* **GIVEN EXERCISE**:
Go through the material and pull out every line with the string "false" in it.

[Begin SOURCE MATERIAL]

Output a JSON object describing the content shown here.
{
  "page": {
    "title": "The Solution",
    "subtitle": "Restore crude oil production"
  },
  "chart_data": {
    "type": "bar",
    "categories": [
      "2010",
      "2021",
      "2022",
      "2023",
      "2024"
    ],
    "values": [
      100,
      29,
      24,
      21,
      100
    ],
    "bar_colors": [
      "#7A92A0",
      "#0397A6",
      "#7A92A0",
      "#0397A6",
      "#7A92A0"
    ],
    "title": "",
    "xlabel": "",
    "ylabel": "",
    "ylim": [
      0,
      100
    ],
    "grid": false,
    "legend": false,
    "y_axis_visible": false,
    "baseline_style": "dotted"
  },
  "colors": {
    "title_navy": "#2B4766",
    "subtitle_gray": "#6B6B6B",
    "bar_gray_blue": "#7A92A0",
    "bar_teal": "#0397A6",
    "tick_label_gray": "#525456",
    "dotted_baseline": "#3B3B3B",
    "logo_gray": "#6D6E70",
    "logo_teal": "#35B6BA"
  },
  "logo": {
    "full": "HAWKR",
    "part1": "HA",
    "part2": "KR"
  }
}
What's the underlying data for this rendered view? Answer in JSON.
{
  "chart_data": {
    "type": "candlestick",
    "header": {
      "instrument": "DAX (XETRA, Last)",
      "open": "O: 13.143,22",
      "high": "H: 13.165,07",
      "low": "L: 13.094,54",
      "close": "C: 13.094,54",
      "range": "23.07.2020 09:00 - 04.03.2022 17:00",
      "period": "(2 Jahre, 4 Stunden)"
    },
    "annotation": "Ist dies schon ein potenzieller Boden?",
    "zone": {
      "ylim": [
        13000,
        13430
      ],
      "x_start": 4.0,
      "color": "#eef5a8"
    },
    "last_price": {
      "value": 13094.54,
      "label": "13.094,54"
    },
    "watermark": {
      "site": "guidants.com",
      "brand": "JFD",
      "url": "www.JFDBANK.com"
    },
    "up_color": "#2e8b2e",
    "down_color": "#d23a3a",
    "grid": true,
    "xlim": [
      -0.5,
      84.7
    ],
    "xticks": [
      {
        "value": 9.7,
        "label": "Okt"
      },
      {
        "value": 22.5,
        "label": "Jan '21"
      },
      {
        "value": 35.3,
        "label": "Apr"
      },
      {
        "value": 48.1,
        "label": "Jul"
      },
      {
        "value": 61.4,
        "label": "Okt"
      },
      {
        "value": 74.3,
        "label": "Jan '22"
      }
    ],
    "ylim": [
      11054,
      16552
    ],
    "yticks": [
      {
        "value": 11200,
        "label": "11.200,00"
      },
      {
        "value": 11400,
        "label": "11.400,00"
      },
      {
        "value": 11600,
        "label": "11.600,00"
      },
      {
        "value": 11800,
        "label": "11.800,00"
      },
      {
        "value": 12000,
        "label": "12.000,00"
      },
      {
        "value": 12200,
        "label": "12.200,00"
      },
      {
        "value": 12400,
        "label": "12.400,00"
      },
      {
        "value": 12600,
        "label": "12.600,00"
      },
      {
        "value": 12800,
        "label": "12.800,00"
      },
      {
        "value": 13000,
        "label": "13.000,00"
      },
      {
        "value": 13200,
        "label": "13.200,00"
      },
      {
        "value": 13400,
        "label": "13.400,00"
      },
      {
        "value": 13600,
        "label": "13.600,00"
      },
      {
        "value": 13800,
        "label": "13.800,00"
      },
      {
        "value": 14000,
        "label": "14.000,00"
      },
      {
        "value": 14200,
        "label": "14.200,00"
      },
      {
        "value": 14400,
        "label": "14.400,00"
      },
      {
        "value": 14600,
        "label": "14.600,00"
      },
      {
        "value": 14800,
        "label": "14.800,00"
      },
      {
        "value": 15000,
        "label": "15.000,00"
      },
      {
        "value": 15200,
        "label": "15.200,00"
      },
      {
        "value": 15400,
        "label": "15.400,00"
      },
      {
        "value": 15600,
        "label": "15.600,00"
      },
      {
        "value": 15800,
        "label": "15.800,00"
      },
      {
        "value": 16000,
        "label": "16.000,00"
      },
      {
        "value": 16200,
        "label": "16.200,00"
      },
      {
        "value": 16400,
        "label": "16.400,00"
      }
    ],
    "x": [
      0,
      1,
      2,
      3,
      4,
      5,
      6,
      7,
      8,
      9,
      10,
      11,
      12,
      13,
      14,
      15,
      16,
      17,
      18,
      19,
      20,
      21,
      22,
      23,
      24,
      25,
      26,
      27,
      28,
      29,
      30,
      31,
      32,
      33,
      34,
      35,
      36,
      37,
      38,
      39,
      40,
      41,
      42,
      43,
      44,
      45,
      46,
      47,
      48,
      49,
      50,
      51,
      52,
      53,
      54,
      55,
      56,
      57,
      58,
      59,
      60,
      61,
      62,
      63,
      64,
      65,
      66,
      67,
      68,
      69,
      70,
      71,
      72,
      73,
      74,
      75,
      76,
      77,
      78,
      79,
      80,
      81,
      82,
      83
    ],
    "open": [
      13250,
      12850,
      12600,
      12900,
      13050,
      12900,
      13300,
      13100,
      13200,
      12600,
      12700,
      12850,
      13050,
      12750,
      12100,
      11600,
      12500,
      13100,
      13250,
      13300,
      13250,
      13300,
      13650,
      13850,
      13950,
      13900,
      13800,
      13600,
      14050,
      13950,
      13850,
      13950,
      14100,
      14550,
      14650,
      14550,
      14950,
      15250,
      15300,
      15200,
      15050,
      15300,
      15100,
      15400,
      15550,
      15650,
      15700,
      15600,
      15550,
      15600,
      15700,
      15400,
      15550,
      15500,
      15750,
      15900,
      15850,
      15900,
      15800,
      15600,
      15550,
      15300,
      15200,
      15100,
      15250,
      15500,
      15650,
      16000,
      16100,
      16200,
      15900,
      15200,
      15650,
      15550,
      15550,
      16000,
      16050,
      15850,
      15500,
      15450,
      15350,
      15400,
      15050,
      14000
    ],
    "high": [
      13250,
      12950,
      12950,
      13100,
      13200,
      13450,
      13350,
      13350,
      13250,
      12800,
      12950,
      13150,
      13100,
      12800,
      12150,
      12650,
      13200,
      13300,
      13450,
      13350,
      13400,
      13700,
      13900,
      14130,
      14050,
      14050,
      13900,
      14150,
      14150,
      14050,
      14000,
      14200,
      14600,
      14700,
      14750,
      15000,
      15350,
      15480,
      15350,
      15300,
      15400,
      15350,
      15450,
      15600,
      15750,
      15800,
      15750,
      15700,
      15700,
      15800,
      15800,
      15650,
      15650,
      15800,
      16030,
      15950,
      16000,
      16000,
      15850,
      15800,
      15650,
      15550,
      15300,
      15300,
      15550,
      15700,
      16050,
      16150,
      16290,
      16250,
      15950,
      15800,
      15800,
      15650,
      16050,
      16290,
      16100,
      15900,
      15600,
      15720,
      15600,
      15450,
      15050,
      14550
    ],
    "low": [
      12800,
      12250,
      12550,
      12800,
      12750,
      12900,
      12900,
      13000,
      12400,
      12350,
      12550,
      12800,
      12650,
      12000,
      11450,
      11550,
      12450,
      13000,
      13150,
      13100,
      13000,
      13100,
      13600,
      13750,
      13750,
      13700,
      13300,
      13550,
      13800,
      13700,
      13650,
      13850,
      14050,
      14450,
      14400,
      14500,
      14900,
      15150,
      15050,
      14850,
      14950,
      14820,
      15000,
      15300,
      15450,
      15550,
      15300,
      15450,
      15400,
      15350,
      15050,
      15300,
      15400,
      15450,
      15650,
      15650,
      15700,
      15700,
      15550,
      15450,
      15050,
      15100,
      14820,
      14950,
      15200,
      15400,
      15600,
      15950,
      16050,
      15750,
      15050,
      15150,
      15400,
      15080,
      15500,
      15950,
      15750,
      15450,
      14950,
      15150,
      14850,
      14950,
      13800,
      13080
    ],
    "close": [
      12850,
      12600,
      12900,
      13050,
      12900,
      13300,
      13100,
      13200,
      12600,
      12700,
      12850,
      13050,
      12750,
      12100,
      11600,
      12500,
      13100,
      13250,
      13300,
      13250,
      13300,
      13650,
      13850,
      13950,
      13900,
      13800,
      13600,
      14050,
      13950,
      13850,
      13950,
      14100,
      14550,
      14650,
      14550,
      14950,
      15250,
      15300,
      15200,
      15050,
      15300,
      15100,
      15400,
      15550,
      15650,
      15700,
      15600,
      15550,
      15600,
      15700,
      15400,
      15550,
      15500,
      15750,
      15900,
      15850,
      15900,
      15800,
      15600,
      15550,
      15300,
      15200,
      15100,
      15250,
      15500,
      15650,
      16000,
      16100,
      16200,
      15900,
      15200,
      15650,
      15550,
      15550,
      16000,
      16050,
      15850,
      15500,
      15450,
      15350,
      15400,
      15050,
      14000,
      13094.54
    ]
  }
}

[End SOURCE MATERIAL]

* **EXERCISE RESPONSE**:
    "grid": false,
    "legend": false,
    "y_axis_visible": false,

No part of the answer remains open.